EXERCISE AIM = Carry on the forum post about extracting C++ function names with a tree-sitter query, picking up right after its last sentence.

----- SOURCE PASSAGE -----

Search code examples
c++treesitter

Tree sitter query: optionally step into a node


I want to extract all function names from some C++ source code via a tree_sitter query. (link to playground

Here is my query:

(function_definition
    declarator: [
        (reference_declarator (function_declarator declarator: (_) @name))
        (function_declarator declarator: (_) @name)
    ]
 ) @func

And here is the source code that I'm testing it on:

void sayHello() {
    cout << "Hello, World!" << endl;
}

blah::mlah cram::greet(const string& name) {
    cout << "Hello, " << name << "!" << endl;
}

blah::mlah& greet(const string& name) {
    cout << "Hello, " << name << "!" << endl;
}

blah::mlah& cram::greet(const string& name) {
    cout << "Hello, " << name << "!" << endl;
}
  1. It seems like a bug to me that I must go through the reference_declarator node to get to the function_declarator node when the function returns a reference to an object.

  2. Imperatively, I could optionally iterate into the reference_declarator. But queries do not traverse, they match.

I read through the tree sitter querying spec, and I couldn't figure out a way to shorten my query. I want to say "Given a function declaration, find the name of the declarator", but I do not know how to express it with the existing grammar.

----- PROVIDED DATA -----

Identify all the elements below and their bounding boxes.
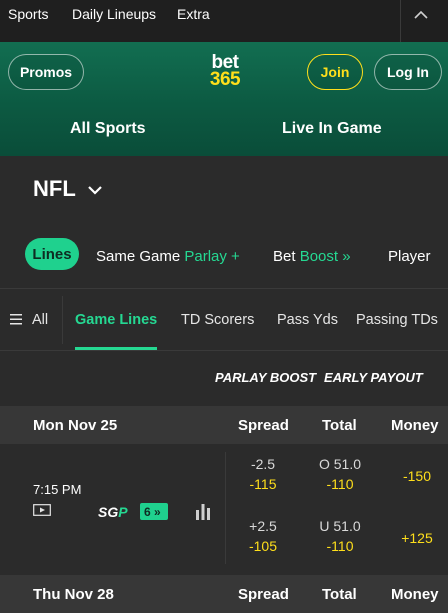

-----

OUTPUT FOR THIS TASK =
Solution

  • A treesitter query is essentially a path to a node. You can't skip directories when specifying a filename path and you can't skip a node-type when specifying a treesitter query.

    So if the target node can appear in two different contexts, you need two different paths. I've come across this recently with decorated and undecorated functions in Python. You need two distinct queries to get both.

    Interestingly though, these paths don't need to start at the root or anywhere in particular. So if the context of function_definition > reference_declarator is not required to disambiguate, you could just use:

    (function_declarator declarator: (_) @name)
    

    To get all the function names.